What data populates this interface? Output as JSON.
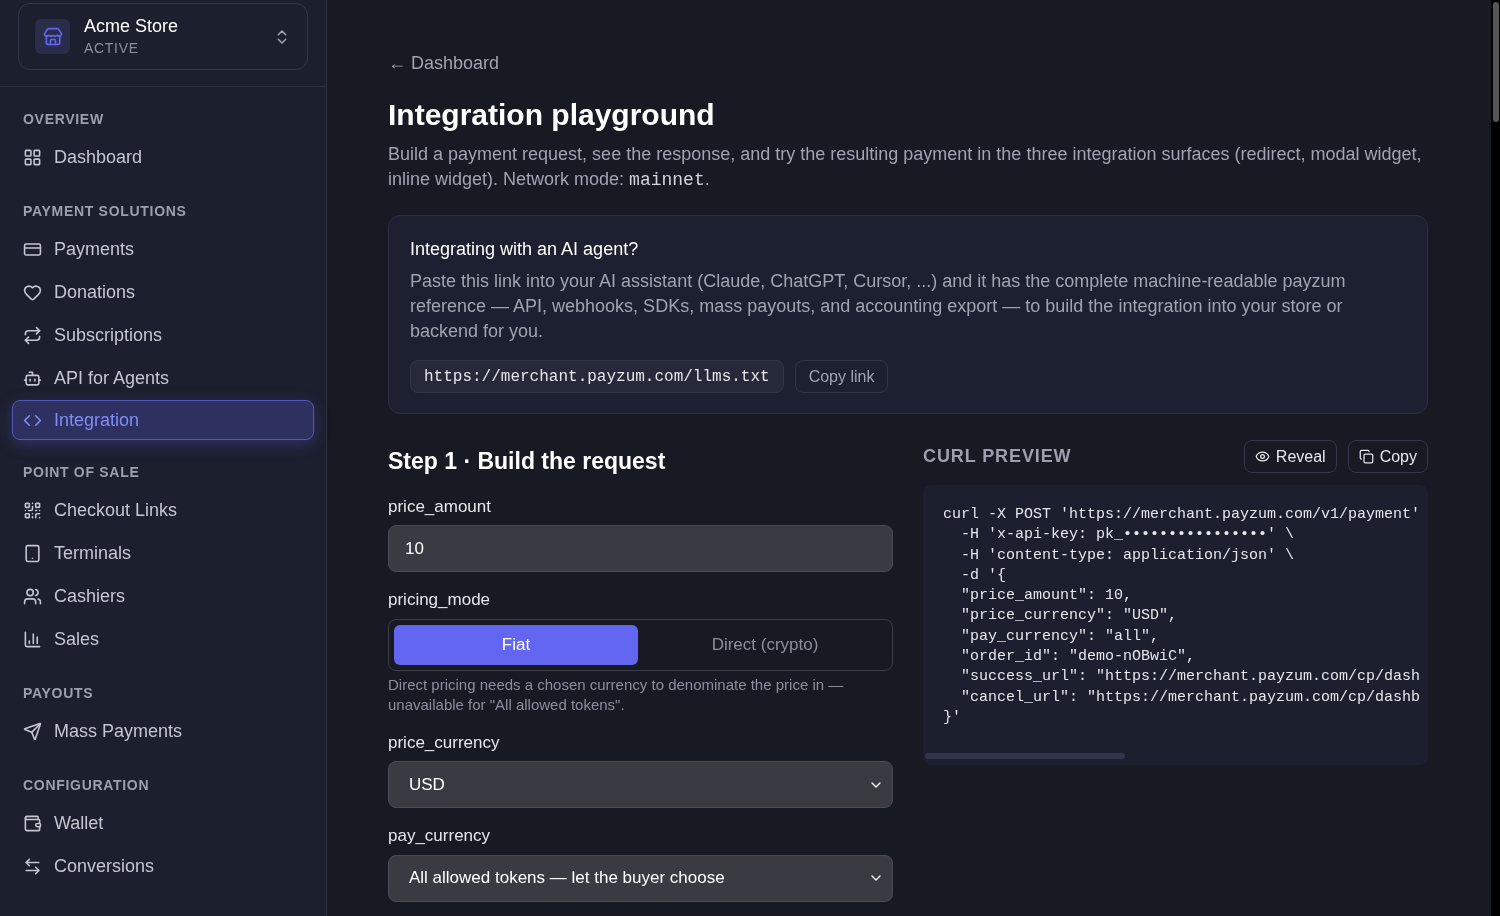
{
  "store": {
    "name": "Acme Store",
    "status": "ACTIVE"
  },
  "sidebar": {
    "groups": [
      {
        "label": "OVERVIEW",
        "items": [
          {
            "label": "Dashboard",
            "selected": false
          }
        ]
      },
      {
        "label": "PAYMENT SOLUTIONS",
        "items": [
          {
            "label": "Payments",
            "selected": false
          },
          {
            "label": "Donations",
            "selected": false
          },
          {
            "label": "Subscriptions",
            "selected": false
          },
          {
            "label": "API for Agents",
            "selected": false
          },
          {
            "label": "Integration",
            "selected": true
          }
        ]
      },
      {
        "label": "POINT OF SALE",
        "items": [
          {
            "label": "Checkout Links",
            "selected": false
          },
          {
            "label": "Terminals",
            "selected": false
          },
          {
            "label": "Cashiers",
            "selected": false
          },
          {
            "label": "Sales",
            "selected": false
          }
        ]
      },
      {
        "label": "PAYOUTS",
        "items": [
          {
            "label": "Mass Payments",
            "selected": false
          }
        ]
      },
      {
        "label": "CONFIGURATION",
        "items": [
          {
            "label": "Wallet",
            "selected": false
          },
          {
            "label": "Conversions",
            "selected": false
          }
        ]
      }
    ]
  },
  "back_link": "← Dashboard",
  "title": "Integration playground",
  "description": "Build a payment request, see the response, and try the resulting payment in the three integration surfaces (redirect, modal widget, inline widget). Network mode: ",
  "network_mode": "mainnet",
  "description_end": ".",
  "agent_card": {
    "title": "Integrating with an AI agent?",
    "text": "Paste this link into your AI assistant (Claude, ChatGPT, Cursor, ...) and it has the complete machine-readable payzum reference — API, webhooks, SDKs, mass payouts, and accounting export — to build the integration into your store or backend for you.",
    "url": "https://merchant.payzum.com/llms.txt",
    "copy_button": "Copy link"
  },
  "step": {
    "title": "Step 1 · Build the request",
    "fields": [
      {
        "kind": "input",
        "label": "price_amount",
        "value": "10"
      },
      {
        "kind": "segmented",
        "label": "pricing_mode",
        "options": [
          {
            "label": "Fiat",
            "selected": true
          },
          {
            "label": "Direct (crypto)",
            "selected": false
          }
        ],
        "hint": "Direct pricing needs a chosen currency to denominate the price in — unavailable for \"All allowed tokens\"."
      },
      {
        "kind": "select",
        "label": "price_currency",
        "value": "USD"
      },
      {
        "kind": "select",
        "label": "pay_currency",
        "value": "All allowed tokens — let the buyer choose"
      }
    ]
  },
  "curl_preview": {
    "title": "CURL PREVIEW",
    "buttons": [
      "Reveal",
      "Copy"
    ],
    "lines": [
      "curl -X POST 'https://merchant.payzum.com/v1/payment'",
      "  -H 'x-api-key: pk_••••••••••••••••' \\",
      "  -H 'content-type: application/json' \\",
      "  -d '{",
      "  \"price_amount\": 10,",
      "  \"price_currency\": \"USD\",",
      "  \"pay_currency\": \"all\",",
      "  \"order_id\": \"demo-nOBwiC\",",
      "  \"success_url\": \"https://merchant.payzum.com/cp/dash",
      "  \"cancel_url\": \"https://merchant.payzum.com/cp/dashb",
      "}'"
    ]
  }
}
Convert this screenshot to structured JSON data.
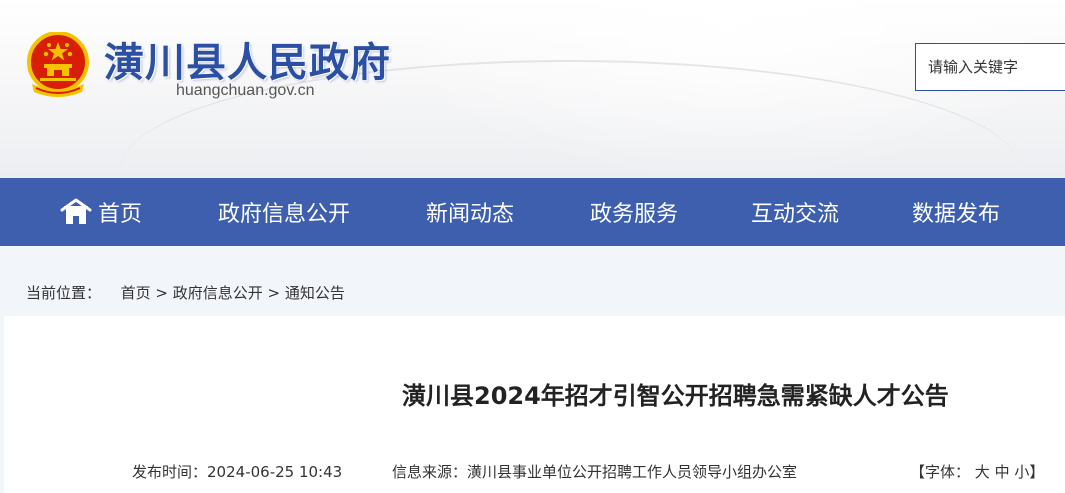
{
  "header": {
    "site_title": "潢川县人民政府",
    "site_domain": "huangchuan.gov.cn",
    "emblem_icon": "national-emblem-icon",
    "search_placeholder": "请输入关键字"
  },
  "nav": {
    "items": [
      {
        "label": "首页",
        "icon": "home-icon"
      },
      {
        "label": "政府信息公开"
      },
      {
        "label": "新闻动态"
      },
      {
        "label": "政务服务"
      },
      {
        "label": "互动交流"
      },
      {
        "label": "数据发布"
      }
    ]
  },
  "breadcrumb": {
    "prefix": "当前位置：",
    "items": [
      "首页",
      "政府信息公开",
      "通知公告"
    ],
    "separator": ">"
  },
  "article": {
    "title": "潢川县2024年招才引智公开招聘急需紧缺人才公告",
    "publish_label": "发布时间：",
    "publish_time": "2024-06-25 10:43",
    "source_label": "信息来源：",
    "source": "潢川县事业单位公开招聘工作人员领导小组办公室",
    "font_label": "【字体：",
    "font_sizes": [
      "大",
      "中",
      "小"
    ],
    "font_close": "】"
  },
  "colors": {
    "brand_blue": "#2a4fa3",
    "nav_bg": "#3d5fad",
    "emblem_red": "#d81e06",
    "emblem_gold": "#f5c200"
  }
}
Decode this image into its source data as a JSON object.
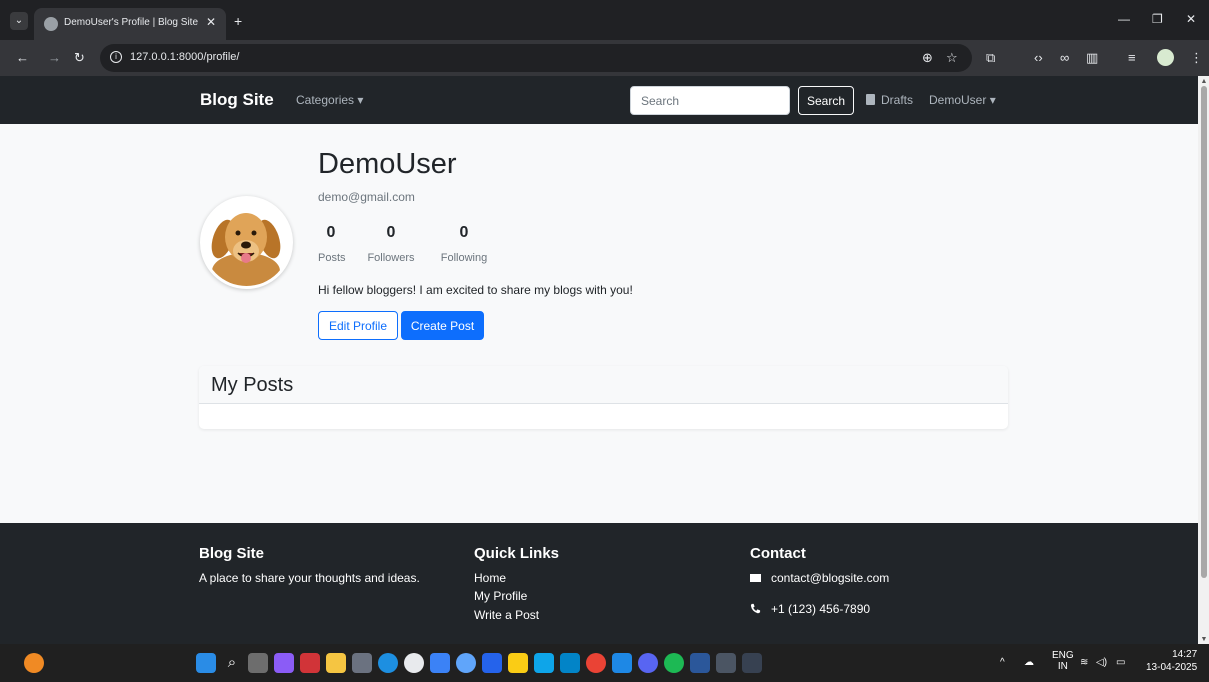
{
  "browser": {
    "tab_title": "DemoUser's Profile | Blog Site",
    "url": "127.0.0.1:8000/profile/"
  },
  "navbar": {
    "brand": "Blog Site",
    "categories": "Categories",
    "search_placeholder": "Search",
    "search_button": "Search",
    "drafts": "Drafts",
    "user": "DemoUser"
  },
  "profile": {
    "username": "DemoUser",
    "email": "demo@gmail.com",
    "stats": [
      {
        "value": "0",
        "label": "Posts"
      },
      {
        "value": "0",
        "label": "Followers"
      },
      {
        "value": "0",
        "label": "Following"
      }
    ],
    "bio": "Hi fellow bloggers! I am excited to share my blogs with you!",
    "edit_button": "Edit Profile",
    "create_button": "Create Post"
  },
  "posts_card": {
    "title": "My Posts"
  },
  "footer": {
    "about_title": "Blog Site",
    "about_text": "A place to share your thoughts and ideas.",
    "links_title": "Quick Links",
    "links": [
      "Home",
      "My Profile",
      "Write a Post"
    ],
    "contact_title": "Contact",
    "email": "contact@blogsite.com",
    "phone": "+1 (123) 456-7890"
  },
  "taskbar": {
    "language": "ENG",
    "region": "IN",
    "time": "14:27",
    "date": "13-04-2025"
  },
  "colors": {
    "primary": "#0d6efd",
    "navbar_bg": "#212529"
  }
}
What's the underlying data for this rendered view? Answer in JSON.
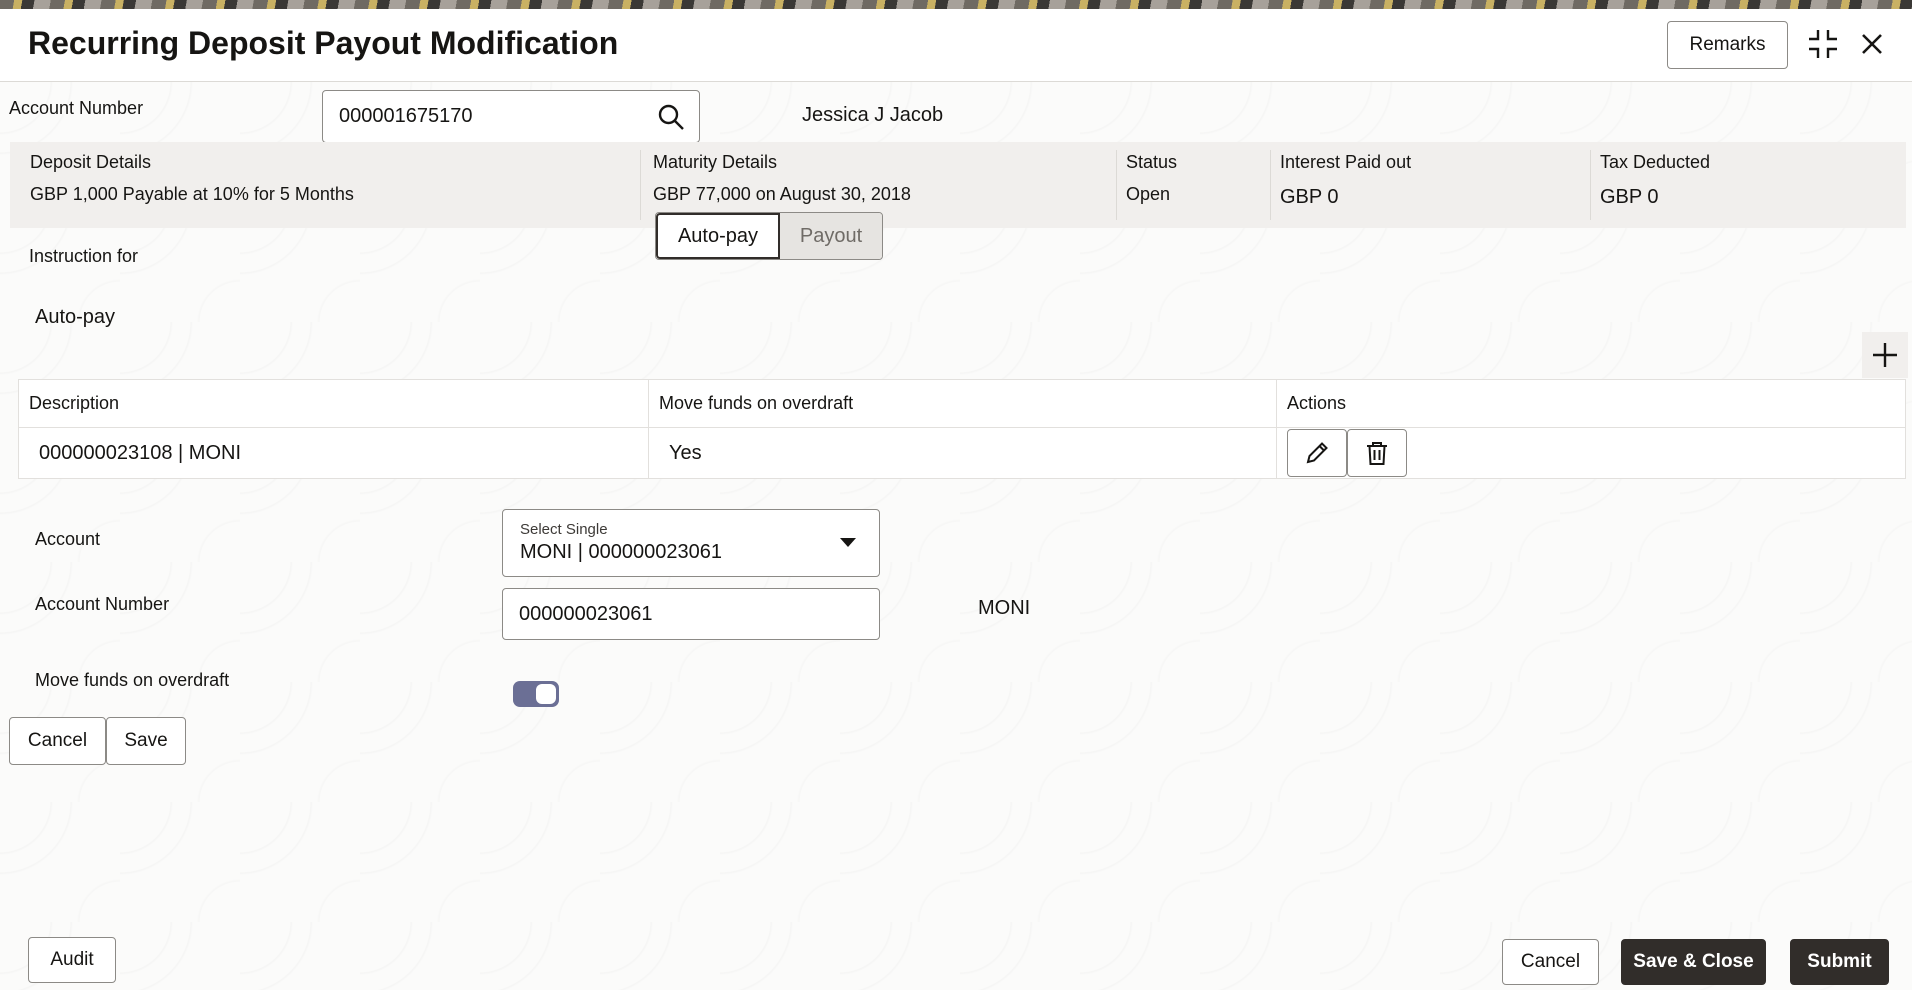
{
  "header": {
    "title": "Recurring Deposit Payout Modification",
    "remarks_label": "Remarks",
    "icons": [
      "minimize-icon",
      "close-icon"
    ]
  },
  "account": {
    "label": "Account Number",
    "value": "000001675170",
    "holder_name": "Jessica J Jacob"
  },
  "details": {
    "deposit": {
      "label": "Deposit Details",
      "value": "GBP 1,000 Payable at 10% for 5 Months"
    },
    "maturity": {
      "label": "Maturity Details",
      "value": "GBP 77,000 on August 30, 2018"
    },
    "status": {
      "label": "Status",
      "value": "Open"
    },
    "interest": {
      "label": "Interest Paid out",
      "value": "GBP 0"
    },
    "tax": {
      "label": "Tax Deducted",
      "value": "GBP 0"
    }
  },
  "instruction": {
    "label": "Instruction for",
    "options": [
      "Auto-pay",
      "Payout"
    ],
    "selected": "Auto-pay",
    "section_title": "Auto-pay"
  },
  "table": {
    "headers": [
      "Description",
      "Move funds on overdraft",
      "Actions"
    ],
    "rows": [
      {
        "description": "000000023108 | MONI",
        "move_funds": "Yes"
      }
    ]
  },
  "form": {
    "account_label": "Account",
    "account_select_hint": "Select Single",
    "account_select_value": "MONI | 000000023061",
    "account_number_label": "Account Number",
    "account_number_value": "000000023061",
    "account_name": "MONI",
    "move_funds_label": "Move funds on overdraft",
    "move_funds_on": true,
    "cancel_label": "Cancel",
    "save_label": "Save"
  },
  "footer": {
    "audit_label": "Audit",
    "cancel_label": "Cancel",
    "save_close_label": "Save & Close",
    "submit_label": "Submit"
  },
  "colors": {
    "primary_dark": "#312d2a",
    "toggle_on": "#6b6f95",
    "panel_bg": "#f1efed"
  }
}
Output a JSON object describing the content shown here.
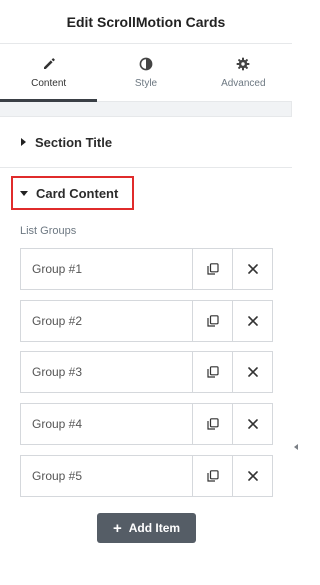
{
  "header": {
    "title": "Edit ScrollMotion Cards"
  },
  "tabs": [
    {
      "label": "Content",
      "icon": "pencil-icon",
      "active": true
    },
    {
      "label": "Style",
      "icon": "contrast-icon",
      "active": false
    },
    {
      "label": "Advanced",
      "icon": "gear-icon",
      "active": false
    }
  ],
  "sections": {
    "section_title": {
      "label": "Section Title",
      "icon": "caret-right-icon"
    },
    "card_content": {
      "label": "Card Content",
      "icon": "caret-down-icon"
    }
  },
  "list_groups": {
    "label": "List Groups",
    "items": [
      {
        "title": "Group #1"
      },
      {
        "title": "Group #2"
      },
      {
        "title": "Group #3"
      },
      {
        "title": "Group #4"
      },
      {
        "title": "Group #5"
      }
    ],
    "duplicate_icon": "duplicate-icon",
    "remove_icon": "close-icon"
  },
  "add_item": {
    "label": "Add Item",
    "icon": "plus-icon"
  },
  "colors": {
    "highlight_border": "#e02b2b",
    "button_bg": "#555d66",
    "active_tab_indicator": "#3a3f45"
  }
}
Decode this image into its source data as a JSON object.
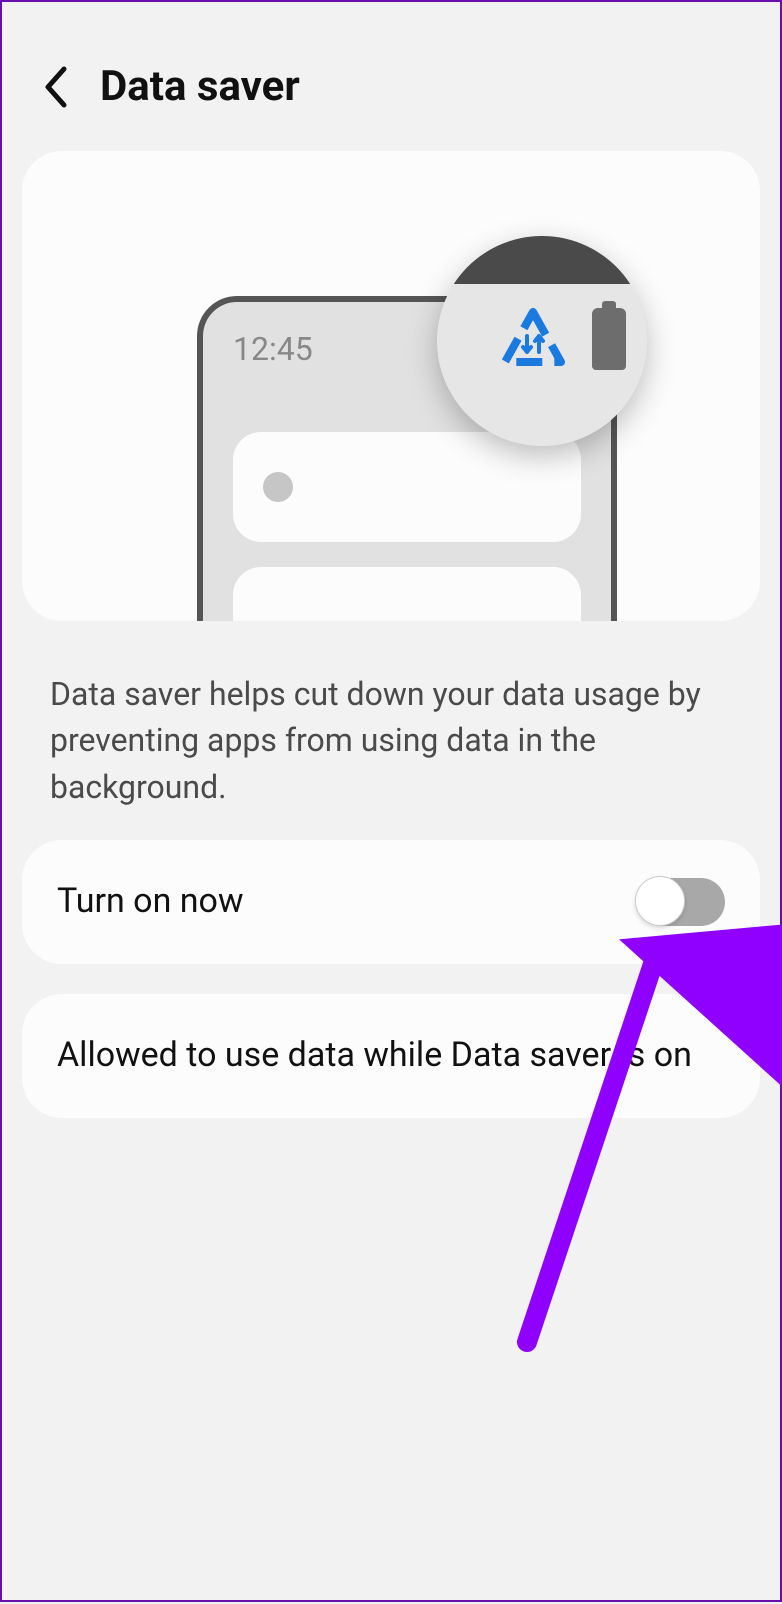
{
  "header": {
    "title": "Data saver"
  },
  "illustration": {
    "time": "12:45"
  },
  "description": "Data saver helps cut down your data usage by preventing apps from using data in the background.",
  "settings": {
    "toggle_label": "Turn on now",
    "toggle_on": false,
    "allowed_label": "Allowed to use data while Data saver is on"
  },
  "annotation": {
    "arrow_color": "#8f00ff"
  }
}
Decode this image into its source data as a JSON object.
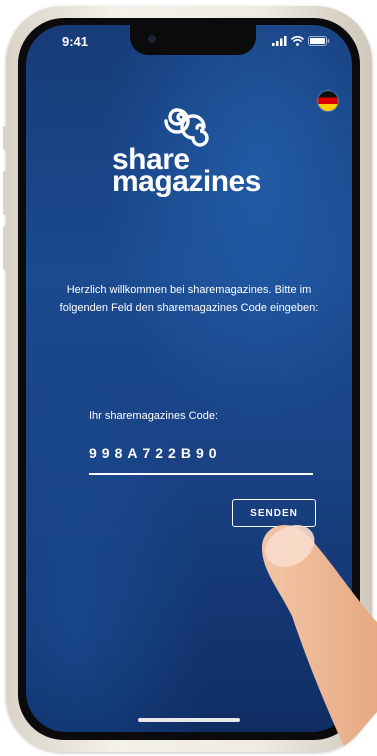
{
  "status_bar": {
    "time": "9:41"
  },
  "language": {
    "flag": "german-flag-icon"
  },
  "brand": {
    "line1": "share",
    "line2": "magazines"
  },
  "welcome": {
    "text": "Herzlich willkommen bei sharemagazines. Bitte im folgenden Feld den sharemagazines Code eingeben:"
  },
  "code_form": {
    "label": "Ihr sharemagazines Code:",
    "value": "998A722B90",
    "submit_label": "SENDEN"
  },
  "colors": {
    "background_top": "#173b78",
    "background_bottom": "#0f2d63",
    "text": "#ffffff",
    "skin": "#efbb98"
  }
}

◇ ◇ ◇ ◇ ◇

**Work instructions**
Gather every line from the entries above where the word "Output" appears, and copy them.

**Problem solution**
What data populates this interface? Output as JSON.
Output a JSON object describing the content shown here.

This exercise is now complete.